• [Given data]
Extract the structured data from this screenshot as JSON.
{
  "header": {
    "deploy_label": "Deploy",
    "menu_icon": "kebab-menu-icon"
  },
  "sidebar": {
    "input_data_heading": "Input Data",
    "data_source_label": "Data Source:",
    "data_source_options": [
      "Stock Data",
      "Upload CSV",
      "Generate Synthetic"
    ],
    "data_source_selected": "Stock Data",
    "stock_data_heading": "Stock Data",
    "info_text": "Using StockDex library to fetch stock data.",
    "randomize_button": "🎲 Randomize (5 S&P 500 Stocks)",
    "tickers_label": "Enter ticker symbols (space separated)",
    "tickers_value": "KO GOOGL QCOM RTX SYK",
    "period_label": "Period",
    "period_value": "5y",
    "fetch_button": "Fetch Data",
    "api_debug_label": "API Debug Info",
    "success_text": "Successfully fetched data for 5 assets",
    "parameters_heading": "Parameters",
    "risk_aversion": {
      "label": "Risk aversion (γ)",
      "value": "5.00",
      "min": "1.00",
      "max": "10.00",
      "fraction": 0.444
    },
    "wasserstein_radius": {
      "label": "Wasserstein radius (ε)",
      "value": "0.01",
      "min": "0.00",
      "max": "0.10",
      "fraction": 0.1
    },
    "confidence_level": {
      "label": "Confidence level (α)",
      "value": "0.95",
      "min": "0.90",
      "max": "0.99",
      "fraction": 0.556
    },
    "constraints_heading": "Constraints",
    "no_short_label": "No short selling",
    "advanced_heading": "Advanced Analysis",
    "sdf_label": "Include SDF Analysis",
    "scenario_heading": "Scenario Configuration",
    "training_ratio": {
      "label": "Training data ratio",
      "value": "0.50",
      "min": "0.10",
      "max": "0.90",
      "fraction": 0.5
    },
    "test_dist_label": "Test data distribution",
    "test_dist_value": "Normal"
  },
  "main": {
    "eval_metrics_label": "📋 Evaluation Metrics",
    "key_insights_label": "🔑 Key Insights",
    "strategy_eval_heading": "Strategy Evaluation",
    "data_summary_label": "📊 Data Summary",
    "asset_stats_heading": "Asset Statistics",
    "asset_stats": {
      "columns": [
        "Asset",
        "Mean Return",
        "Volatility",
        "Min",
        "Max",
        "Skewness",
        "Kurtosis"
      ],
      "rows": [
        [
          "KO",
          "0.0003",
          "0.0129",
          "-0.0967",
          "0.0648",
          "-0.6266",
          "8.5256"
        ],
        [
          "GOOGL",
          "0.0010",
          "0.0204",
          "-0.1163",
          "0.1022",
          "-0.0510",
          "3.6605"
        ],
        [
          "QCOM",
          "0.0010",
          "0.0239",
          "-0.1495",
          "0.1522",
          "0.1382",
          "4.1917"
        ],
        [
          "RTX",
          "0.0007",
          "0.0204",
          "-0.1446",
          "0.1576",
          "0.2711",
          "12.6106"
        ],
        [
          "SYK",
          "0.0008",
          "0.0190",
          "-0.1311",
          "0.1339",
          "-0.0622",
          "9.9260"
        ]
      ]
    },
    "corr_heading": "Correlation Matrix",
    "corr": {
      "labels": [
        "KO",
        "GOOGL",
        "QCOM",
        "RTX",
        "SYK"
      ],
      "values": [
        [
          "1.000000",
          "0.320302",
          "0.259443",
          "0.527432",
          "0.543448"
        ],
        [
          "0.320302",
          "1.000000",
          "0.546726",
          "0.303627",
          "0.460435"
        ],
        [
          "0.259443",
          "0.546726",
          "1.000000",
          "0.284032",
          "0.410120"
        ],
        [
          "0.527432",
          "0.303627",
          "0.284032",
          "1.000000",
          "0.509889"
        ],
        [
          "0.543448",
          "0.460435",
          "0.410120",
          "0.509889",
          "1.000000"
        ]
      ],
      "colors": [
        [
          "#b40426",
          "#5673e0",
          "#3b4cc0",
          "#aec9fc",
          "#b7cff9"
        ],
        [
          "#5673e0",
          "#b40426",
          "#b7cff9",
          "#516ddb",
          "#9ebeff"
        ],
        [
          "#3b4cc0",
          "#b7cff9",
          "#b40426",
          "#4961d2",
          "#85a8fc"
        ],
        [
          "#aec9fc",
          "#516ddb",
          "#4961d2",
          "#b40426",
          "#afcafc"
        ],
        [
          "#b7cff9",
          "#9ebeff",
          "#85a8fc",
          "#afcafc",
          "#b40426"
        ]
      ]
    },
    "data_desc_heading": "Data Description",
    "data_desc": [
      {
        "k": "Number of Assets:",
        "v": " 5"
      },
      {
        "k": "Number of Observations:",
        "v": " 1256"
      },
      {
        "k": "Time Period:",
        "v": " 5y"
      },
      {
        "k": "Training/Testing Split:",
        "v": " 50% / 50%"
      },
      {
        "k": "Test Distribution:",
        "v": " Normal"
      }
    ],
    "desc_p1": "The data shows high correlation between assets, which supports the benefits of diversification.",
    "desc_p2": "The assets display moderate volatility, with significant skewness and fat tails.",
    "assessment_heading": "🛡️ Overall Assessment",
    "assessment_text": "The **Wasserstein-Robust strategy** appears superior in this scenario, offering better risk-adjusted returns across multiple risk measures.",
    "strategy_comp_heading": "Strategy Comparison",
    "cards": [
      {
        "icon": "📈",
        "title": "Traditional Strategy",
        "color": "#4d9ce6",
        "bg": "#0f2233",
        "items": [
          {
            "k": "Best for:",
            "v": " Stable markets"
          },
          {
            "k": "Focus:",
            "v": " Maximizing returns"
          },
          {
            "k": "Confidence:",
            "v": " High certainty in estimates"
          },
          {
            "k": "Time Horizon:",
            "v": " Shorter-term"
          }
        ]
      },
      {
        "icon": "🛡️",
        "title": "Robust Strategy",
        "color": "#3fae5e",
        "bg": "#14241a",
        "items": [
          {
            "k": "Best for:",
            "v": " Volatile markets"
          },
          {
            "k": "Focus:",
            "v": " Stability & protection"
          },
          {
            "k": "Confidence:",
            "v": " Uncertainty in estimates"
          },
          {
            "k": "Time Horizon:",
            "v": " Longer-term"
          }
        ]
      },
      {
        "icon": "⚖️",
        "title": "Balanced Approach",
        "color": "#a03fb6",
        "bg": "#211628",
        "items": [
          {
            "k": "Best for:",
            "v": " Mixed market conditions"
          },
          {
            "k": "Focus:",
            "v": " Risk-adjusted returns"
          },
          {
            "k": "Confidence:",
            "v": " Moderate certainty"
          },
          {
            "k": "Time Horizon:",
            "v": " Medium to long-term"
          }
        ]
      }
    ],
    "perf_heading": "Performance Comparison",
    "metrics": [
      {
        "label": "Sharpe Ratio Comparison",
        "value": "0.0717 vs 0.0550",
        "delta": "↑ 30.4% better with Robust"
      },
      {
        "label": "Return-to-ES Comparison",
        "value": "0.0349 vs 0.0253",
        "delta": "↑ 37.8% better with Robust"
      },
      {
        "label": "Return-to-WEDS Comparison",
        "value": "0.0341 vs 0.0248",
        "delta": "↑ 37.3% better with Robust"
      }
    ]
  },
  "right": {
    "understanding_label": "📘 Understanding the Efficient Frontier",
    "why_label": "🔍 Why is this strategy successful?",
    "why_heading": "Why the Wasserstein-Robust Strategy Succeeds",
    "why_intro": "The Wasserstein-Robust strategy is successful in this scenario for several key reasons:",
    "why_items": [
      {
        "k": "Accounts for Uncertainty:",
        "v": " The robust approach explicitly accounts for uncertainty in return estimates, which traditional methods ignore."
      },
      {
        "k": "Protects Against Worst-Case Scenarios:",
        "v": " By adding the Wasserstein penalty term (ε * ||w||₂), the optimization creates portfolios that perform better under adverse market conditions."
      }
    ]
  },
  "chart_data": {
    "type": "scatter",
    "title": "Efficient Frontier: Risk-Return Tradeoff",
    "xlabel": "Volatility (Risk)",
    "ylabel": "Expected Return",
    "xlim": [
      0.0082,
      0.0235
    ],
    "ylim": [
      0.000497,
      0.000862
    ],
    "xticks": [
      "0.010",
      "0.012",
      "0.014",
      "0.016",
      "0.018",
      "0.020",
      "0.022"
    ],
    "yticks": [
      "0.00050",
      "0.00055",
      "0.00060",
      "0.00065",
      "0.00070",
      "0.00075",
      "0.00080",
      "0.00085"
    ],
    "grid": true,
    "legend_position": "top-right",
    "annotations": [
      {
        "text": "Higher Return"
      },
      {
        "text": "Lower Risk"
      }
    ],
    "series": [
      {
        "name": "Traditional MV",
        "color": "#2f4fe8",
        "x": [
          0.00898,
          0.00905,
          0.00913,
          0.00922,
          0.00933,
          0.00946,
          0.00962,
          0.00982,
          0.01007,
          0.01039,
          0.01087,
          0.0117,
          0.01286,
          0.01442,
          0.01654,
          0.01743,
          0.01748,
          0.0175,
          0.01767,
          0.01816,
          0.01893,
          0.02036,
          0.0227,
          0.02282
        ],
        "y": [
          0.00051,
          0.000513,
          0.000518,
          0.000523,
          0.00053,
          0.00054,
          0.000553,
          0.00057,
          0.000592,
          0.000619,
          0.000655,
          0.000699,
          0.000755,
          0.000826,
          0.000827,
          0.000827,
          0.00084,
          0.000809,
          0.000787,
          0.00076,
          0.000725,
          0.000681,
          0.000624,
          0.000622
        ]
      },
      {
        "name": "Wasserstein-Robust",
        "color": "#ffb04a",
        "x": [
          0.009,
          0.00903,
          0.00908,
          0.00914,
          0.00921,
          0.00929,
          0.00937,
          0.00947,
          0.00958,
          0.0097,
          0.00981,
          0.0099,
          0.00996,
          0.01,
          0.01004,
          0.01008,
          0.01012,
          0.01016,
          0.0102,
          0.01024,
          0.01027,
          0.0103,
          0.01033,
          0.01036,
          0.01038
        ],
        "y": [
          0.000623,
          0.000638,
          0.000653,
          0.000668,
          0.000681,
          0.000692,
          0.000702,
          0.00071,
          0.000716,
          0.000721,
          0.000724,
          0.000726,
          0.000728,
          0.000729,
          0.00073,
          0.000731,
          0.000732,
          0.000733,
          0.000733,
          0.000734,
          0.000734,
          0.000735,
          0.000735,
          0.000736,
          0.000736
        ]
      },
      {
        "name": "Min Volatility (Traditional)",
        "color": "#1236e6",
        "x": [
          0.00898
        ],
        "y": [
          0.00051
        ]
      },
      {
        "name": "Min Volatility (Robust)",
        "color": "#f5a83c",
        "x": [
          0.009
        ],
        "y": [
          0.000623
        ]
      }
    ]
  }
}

• [Direction] Tell how many lines contain the word "Analysis", using only the number.

• [Response] 2